### [RECORDS FOR THE TASK]
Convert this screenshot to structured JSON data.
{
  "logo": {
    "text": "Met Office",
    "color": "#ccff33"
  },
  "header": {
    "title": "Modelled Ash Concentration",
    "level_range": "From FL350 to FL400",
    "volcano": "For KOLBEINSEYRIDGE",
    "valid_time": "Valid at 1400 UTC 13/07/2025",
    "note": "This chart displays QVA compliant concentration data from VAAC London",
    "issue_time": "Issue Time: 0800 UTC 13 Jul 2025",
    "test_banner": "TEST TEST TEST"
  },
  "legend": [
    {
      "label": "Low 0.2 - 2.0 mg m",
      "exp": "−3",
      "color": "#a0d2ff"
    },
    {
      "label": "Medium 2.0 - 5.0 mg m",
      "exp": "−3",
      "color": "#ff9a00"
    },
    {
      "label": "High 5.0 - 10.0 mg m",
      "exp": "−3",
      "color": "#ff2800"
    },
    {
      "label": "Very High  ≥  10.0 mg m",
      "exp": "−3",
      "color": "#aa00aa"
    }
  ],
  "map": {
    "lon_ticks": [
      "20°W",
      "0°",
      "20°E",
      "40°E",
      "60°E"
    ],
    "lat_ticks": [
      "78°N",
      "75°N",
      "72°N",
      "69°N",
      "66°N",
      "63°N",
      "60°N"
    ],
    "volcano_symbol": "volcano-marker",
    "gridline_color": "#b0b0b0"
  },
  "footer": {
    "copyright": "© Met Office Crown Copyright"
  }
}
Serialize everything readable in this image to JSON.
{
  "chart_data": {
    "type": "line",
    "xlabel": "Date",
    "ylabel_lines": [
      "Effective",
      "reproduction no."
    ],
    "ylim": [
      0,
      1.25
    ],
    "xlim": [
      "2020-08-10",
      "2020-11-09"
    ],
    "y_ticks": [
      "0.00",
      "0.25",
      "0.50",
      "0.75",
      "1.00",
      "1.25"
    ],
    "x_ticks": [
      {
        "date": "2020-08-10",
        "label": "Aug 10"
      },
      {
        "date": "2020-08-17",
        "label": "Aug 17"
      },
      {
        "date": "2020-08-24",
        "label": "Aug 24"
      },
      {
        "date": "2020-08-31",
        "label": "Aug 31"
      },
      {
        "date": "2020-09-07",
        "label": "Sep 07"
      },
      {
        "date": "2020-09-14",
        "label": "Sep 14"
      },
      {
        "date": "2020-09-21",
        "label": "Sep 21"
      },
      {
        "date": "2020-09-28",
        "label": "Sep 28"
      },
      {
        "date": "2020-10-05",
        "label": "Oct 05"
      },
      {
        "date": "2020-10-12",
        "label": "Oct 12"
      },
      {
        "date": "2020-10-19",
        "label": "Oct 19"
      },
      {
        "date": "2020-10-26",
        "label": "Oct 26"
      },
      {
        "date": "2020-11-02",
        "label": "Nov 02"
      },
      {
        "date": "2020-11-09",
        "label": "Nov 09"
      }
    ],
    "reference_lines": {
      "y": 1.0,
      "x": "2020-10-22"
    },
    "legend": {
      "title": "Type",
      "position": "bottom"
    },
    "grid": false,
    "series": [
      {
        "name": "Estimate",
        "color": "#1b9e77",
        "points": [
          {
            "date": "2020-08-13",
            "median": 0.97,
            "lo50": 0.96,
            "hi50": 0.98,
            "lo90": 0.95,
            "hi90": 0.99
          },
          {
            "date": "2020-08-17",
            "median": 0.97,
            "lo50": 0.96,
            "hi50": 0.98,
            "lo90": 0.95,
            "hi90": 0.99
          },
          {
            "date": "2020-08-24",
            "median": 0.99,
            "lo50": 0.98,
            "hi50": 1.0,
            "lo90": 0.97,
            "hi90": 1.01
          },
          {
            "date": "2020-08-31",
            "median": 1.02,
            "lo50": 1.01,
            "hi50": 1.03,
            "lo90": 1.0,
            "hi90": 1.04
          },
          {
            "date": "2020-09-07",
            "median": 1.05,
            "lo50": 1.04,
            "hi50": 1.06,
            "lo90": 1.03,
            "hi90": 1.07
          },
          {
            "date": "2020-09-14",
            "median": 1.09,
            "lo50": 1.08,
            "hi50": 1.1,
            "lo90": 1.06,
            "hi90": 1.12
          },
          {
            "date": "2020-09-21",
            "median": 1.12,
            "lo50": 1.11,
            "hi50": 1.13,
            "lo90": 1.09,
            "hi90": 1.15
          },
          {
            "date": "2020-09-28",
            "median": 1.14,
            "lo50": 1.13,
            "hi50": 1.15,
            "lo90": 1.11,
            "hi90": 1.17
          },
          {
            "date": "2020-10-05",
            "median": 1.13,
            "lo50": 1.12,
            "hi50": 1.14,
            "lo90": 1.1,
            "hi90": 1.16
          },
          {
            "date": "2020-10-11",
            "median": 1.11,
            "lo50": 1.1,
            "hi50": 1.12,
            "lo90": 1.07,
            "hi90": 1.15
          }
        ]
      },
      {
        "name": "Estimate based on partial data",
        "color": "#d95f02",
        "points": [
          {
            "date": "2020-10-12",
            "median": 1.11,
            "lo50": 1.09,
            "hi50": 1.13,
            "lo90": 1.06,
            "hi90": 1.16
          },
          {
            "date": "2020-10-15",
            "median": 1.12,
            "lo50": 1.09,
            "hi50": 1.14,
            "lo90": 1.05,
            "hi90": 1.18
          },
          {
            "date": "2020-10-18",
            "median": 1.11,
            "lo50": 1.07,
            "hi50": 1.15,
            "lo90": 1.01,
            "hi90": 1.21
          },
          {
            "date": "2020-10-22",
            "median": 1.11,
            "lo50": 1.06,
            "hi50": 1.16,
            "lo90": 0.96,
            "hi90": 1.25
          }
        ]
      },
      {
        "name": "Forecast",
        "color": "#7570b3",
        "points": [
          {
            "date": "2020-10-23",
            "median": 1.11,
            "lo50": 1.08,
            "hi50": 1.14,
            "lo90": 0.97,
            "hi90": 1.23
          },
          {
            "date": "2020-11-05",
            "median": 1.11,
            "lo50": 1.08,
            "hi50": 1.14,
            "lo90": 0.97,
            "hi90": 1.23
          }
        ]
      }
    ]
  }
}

### [EXERCISE AIM]
Quote every record above exactly.

### [RESPONSE TO THIS TASK]
Convert this screenshot to structured JSON data.
{
  "logo": {
    "text": "Met Office",
    "color": "#ccff33"
  },
  "header": {
    "title": "Modelled Ash Concentration",
    "level_range": "From FL350 to FL400",
    "volcano": "For KOLBEINSEYRIDGE",
    "valid_time": "Valid at 1400 UTC 13/07/2025",
    "note": "This chart displays QVA compliant concentration data from VAAC London",
    "issue_time": "Issue Time: 0800 UTC 13 Jul 2025",
    "test_banner": "TEST TEST TEST"
  },
  "legend": [
    {
      "label": "Low 0.2 - 2.0 mg m",
      "exp": "−3",
      "color": "#a0d2ff"
    },
    {
      "label": "Medium 2.0 - 5.0 mg m",
      "exp": "−3",
      "color": "#ff9a00"
    },
    {
      "label": "High 5.0 - 10.0 mg m",
      "exp": "−3",
      "color": "#ff2800"
    },
    {
      "label": "Very High  ≥  10.0 mg m",
      "exp": "−3",
      "color": "#aa00aa"
    }
  ],
  "map": {
    "lon_ticks": [
      "20°W",
      "0°",
      "20°E",
      "40°E",
      "60°E"
    ],
    "lat_ticks": [
      "78°N",
      "75°N",
      "72°N",
      "69°N",
      "66°N",
      "63°N",
      "60°N"
    ],
    "volcano_symbol": "volcano-marker",
    "gridline_color": "#b0b0b0"
  },
  "footer": {
    "copyright": "© Met Office Crown Copyright"
  }
}
Serialize everything readable in this image to JSON.
{
  "chart_data": {
    "type": "line",
    "xlabel": "Date",
    "ylabel_lines": [
      "Effective",
      "reproduction no."
    ],
    "ylim": [
      0,
      1.25
    ],
    "xlim": [
      "2020-08-10",
      "2020-11-09"
    ],
    "y_ticks": [
      "0.00",
      "0.25",
      "0.50",
      "0.75",
      "1.00",
      "1.25"
    ],
    "x_ticks": [
      {
        "date": "2020-08-10",
        "label": "Aug 10"
      },
      {
        "date": "2020-08-17",
        "label": "Aug 17"
      },
      {
        "date": "2020-08-24",
        "label": "Aug 24"
      },
      {
        "date": "2020-08-31",
        "label": "Aug 31"
      },
      {
        "date": "2020-09-07",
        "label": "Sep 07"
      },
      {
        "date": "2020-09-14",
        "label": "Sep 14"
      },
      {
        "date": "2020-09-21",
        "label": "Sep 21"
      },
      {
        "date": "2020-09-28",
        "label": "Sep 28"
      },
      {
        "date": "2020-10-05",
        "label": "Oct 05"
      },
      {
        "date": "2020-10-12",
        "label": "Oct 12"
      },
      {
        "date": "2020-10-19",
        "label": "Oct 19"
      },
      {
        "date": "2020-10-26",
        "label": "Oct 26"
      },
      {
        "date": "2020-11-02",
        "label": "Nov 02"
      },
      {
        "date": "2020-11-09",
        "label": "Nov 09"
      }
    ],
    "reference_lines": {
      "y": 1.0,
      "x": "2020-10-22"
    },
    "legend": {
      "title": "Type",
      "position": "bottom"
    },
    "grid": false,
    "series": [
      {
        "name": "Estimate",
        "color": "#1b9e77",
        "points": [
          {
            "date": "2020-08-13",
            "median": 0.97,
            "lo50": 0.96,
            "hi50": 0.98,
            "lo90": 0.95,
            "hi90": 0.99
          },
          {
            "date": "2020-08-17",
            "median": 0.97,
            "lo50": 0.96,
            "hi50": 0.98,
            "lo90": 0.95,
            "hi90": 0.99
          },
          {
            "date": "2020-08-24",
            "median": 0.99,
            "lo50": 0.98,
            "hi50": 1.0,
            "lo90": 0.97,
            "hi90": 1.01
          },
          {
            "date": "2020-08-31",
            "median": 1.02,
            "lo50": 1.01,
            "hi50": 1.03,
            "lo90": 1.0,
            "hi90": 1.04
          },
          {
            "date": "2020-09-07",
            "median": 1.05,
            "lo50": 1.04,
            "hi50": 1.06,
            "lo90": 1.03,
            "hi90": 1.07
          },
          {
            "date": "2020-09-14",
            "median": 1.09,
            "lo50": 1.08,
            "hi50": 1.1,
            "lo90": 1.06,
            "hi90": 1.12
          },
          {
            "date": "2020-09-21",
            "median": 1.12,
            "lo50": 1.11,
            "hi50": 1.13,
            "lo90": 1.09,
            "hi90": 1.15
          },
          {
            "date": "2020-09-28",
            "median": 1.14,
            "lo50": 1.13,
            "hi50": 1.15,
            "lo90": 1.11,
            "hi90": 1.17
          },
          {
            "date": "2020-10-05",
            "median": 1.13,
            "lo50": 1.12,
            "hi50": 1.14,
            "lo90": 1.1,
            "hi90": 1.16
          },
          {
            "date": "2020-10-11",
            "median": 1.11,
            "lo50": 1.1,
            "hi50": 1.12,
            "lo90": 1.07,
            "hi90": 1.15
          }
        ]
      },
      {
        "name": "Estimate based on partial data",
        "color": "#d95f02",
        "points": [
          {
            "date": "2020-10-12",
            "median": 1.11,
            "lo50": 1.09,
            "hi50": 1.13,
            "lo90": 1.06,
            "hi90": 1.16
          },
          {
            "date": "2020-10-15",
            "median": 1.12,
            "lo50": 1.09,
            "hi50": 1.14,
            "lo90": 1.05,
            "hi90": 1.18
          },
          {
            "date": "2020-10-18",
            "median": 1.11,
            "lo50": 1.07,
            "hi50": 1.15,
            "lo90": 1.01,
            "hi90": 1.21
          },
          {
            "date": "2020-10-22",
            "median": 1.11,
            "lo50": 1.06,
            "hi50": 1.16,
            "lo90": 0.96,
            "hi90": 1.25
          }
        ]
      },
      {
        "name": "Forecast",
        "color": "#7570b3",
        "points": [
          {
            "date": "2020-10-23",
            "median": 1.11,
            "lo50": 1.08,
            "hi50": 1.14,
            "lo90": 0.97,
            "hi90": 1.23
          },
          {
            "date": "2020-11-05",
            "median": 1.11,
            "lo50": 1.08,
            "hi50": 1.14,
            "lo90": 0.97,
            "hi90": 1.23
          }
        ]
      }
    ]
  }
}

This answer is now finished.